> [Layout coordinate data]
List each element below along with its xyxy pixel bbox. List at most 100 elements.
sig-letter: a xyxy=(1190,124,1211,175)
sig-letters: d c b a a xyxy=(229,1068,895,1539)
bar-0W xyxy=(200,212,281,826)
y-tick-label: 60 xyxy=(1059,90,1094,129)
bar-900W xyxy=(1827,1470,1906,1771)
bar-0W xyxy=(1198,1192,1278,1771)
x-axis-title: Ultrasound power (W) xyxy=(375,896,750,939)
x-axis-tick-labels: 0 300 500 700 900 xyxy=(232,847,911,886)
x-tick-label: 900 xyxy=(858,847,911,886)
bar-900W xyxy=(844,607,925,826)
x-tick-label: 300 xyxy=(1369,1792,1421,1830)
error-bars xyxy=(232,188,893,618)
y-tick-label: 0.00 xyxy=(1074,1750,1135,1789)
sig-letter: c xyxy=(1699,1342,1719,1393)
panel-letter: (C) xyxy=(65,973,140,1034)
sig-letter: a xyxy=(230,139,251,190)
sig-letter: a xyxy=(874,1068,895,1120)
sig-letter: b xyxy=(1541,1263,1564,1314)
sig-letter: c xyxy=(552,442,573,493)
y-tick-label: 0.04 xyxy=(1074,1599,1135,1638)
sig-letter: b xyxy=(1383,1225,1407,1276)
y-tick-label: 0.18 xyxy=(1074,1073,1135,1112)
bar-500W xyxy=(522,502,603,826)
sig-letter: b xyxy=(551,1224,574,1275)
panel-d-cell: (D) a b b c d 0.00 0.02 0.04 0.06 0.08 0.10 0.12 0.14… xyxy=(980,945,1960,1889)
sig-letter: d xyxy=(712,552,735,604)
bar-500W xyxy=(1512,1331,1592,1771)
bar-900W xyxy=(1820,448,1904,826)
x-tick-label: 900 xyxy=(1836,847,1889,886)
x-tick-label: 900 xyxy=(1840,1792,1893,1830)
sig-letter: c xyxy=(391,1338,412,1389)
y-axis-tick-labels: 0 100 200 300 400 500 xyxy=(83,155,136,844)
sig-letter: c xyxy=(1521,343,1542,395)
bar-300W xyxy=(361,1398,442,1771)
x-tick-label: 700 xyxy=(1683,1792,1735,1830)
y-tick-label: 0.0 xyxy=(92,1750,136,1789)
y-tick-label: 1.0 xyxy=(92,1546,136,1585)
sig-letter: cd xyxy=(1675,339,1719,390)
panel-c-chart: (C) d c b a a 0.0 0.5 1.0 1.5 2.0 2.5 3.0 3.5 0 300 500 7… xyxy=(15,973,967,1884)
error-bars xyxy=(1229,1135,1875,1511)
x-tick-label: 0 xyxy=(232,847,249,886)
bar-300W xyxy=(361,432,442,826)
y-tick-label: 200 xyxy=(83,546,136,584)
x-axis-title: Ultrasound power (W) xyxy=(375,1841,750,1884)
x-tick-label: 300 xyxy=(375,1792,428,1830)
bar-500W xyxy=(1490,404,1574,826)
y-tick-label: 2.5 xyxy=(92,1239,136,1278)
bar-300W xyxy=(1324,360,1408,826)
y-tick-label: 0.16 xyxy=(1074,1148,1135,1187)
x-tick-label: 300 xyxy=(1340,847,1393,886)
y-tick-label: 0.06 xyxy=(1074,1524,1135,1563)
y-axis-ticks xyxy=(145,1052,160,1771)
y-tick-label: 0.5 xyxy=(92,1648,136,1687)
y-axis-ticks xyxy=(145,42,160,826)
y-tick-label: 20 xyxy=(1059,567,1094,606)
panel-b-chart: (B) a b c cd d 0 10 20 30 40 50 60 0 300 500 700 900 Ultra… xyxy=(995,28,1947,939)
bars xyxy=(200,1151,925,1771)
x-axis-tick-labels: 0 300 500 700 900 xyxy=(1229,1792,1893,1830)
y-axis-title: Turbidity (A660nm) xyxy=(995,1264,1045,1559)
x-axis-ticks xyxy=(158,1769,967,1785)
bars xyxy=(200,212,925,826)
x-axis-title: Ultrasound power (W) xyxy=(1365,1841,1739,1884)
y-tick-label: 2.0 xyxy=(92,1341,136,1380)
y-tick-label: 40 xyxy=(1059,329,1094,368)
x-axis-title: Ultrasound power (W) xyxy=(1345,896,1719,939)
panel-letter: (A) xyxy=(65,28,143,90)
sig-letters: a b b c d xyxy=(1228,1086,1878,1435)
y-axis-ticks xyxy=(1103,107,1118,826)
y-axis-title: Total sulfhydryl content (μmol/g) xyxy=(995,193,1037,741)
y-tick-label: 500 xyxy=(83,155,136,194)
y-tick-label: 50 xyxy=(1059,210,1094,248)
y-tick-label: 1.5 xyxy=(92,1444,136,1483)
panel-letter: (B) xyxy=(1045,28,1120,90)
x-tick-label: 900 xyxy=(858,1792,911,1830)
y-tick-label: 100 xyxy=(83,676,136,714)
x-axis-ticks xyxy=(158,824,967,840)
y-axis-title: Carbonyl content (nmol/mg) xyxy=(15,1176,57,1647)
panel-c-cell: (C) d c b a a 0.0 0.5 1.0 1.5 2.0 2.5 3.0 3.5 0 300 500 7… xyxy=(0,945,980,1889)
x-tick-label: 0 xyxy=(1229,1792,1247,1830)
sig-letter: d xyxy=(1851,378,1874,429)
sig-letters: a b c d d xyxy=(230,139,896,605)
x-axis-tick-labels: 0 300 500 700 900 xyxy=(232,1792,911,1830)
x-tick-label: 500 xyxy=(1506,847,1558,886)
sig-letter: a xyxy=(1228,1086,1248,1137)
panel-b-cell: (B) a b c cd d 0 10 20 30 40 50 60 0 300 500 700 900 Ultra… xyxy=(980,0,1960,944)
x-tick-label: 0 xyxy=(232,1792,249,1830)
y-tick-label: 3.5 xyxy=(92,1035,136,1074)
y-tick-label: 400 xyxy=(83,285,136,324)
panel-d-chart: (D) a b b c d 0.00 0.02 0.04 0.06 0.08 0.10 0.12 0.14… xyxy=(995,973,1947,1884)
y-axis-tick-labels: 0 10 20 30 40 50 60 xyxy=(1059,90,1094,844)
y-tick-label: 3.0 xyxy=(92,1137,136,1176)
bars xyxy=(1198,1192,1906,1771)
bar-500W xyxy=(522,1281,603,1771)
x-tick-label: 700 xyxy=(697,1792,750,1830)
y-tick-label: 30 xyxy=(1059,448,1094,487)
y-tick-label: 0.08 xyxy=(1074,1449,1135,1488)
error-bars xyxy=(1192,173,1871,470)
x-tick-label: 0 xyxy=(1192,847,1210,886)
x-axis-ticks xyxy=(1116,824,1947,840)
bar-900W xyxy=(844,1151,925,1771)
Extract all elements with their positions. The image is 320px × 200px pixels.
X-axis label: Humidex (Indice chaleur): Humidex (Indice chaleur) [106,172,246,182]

> [Job] Rewrite the lines above as a Markdown table with two columns, "Row" and "Line," numbering each row and leaving out any blank lines.

> [Response to this task]
| Row | Line |
|---|---|
| 1 | List each element below along with its xyxy pixel bbox. List at most 100 elements. |
| 2 | sig-letter: a xyxy=(1190,124,1211,175) |
| 3 | sig-letters: d c b a a xyxy=(229,1068,895,1539) |
| 4 | bar-0W xyxy=(200,212,281,826) |
| 5 | y-tick-label: 60 xyxy=(1059,90,1094,129) |
| 6 | bar-900W xyxy=(1827,1470,1906,1771) |
| 7 | bar-0W xyxy=(1198,1192,1278,1771) |
| 8 | x-axis-title: Ultrasound power (W) xyxy=(375,896,750,939) |
| 9 | x-axis-tick-labels: 0 300 500 700 900 xyxy=(232,847,911,886) |
| 10 | x-tick-label: 900 xyxy=(858,847,911,886) |
| 11 | bar-900W xyxy=(844,607,925,826) |
| 12 | x-tick-label: 300 xyxy=(1369,1792,1421,1830) |
| 13 | error-bars xyxy=(232,188,893,618) |
| 14 | y-tick-label: 0.00 xyxy=(1074,1750,1135,1789) |
| 15 | sig-letter: c xyxy=(1699,1342,1719,1393) |
| 16 | panel-letter: (C) xyxy=(65,973,140,1034) |
| 17 | sig-letter: a xyxy=(230,139,251,190) |
| 18 | sig-letter: a xyxy=(874,1068,895,1120) |
| 19 | sig-letter: b xyxy=(1541,1263,1564,1314) |
| 20 | sig-letter: c xyxy=(552,442,573,493) |
| 21 | y-tick-label: 0.04 xyxy=(1074,1599,1135,1638) |
| 22 | sig-letter: b xyxy=(1383,1225,1407,1276) |
| 23 | y-tick-label: 0.18 xyxy=(1074,1073,1135,1112) |
| 24 | bar-500W xyxy=(522,502,603,826) |
| 25 | sig-letter: b xyxy=(551,1224,574,1275) |
| 26 | panel-d-cell: (D) a b b c d 0.00 0.02 0.04 0.06 0.08 0.10 0.12 0.14… xyxy=(980,945,1960,1889) |
| 27 | sig-letter: d xyxy=(712,552,735,604) |
| 28 | bar-500W xyxy=(1512,1331,1592,1771) |
| 29 | bar-900W xyxy=(1820,448,1904,826) |
| 30 | x-tick-label: 900 xyxy=(1836,847,1889,886) |
| 31 | x-tick-label: 900 xyxy=(1840,1792,1893,1830) |
| 32 | sig-letter: c xyxy=(391,1338,412,1389) |
| 33 | y-axis-tick-labels: 0 100 200 300 400 500 xyxy=(83,155,136,844) |
| 34 | sig-letter: c xyxy=(1521,343,1542,395) |
| 35 | bar-300W xyxy=(361,1398,442,1771) |
| 36 | x-tick-label: 700 xyxy=(1683,1792,1735,1830) |
| 37 | y-tick-label: 0.0 xyxy=(92,1750,136,1789) |
| 38 | y-tick-label: 1.0 xyxy=(92,1546,136,1585) |
| 39 | sig-letter: cd xyxy=(1675,339,1719,390) |
| 40 | panel-c-chart: (C) d c b a a 0.0 0.5 1.0 1.5 2.0 2.5 3.0 3.5 0 300 500 7… xyxy=(15,973,967,1884) |
| 41 | error-bars xyxy=(1229,1135,1875,1511) |
| 42 | x-tick-label: 0 xyxy=(232,847,249,886) |
| 43 | bar-300W xyxy=(361,432,442,826) |
| 44 | y-tick-label: 200 xyxy=(83,546,136,584) |
| 45 | x-axis-title: Ultrasound power (W) xyxy=(375,1841,750,1884) |
| 46 | x-tick-label: 300 xyxy=(375,1792,428,1830) |
| 47 | bar-500W xyxy=(1490,404,1574,826) |
| 48 | y-tick-label: 2.5 xyxy=(92,1239,136,1278) |
| 49 | bar-300W xyxy=(1324,360,1408,826) |
| 50 | y-tick-label: 0.16 xyxy=(1074,1148,1135,1187) |
| 51 | x-tick-label: 300 xyxy=(1340,847,1393,886) |
| 52 | y-tick-label: 0.06 xyxy=(1074,1524,1135,1563) |
| 53 | y-axis-ticks xyxy=(145,1052,160,1771) |
| 54 | y-tick-label: 0.5 xyxy=(92,1648,136,1687) |
| 55 | y-axis-ticks xyxy=(145,42,160,826) |
| 56 | y-tick-label: 20 xyxy=(1059,567,1094,606) |
| 57 | panel-b-chart: (B) a b c cd d 0 10 20 30 40 50 60 0 300 500 700 900 Ultra… xyxy=(995,28,1947,939) |
| 58 | bars xyxy=(200,1151,925,1771) |
| 59 | x-axis-tick-labels: 0 300 500 700 900 xyxy=(1229,1792,1893,1830) |
| 60 | y-axis-title: Turbidity (A660nm) xyxy=(995,1264,1045,1559) |
| 61 | x-axis-ticks xyxy=(158,1769,967,1785) |
| 62 | bars xyxy=(200,212,925,826) |
| 63 | x-axis-title: Ultrasound power (W) xyxy=(1365,1841,1739,1884) |
| 64 | y-tick-label: 2.0 xyxy=(92,1341,136,1380) |
| 65 | y-tick-label: 40 xyxy=(1059,329,1094,368) |
| 66 | x-axis-title: Ultrasound power (W) xyxy=(1345,896,1719,939) |
| 67 | panel-letter: (A) xyxy=(65,28,143,90) |
| 68 | sig-letters: a b b c d xyxy=(1228,1086,1878,1435) |
| 69 | y-axis-ticks xyxy=(1103,107,1118,826) |
| 70 | y-axis-title: Total sulfhydryl content (μmol/g) xyxy=(995,193,1037,741) |
| 71 | y-tick-label: 500 xyxy=(83,155,136,194) |
| 72 | y-tick-label: 50 xyxy=(1059,210,1094,248) |
| 73 | y-tick-label: 1.5 xyxy=(92,1444,136,1483) |
| 74 | panel-letter: (B) xyxy=(1045,28,1120,90) |
| 75 | x-tick-label: 900 xyxy=(858,1792,911,1830) |
| 76 | y-tick-label: 100 xyxy=(83,676,136,714) |
| 77 | x-axis-ticks xyxy=(158,824,967,840) |
| 78 | y-axis-title: Carbonyl content (nmol/mg) xyxy=(15,1176,57,1647) |
| 79 | panel-c-cell: (C) d c b a a 0.0 0.5 1.0 1.5 2.0 2.5 3.0 3.5 0 300 500 7… xyxy=(0,945,980,1889) |
| 80 | x-tick-label: 0 xyxy=(1229,1792,1247,1830) |
| 81 | sig-letter: d xyxy=(1851,378,1874,429) |
| 82 | sig-letters: a b c d d xyxy=(230,139,896,605) |
| 83 | x-axis-tick-labels: 0 300 500 700 900 xyxy=(232,1792,911,1830) |
| 84 | x-tick-label: 500 xyxy=(1506,847,1558,886) |
| 85 | sig-letter: a xyxy=(1228,1086,1248,1137) |
| 86 | panel-b-cell: (B) a b c cd d 0 10 20 30 40 50 60 0 300 500 700 900 Ultra… xyxy=(980,0,1960,944) |
| 87 | x-tick-label: 0 xyxy=(232,1792,249,1830) |
| 88 | y-tick-label: 3.5 xyxy=(92,1035,136,1074) |
| 89 | y-tick-label: 400 xyxy=(83,285,136,324) |
| 90 | panel-d-chart: (D) a b b c d 0.00 0.02 0.04 0.06 0.08 0.10 0.12 0.14… xyxy=(995,973,1947,1884) |
| 91 | y-axis-tick-labels: 0 10 20 30 40 50 60 xyxy=(1059,90,1094,844) |
| 92 | y-tick-label: 3.0 xyxy=(92,1137,136,1176) |
| 93 | bars xyxy=(1198,1192,1906,1771) |
| 94 | bar-500W xyxy=(522,1281,603,1771) |
| 95 | x-tick-label: 700 xyxy=(697,1792,750,1830) |
| 96 | y-tick-label: 30 xyxy=(1059,448,1094,487) |
| 97 | y-tick-label: 0.08 xyxy=(1074,1449,1135,1488) |
| 98 | error-bars xyxy=(1192,173,1871,470) |
| 99 | x-tick-label: 0 xyxy=(1192,847,1210,886) |
| 100 | x-axis-ticks xyxy=(1116,824,1947,840) |
| 101 | bar-900W xyxy=(844,1151,925,1771) |
| 102 | Extract all elements with their positions. The image is 320px × 200px pixels. |
| 103 | X-axis label: Humidex (Indice chaleur): Humidex (Indice chaleur) [106,172,246,182] |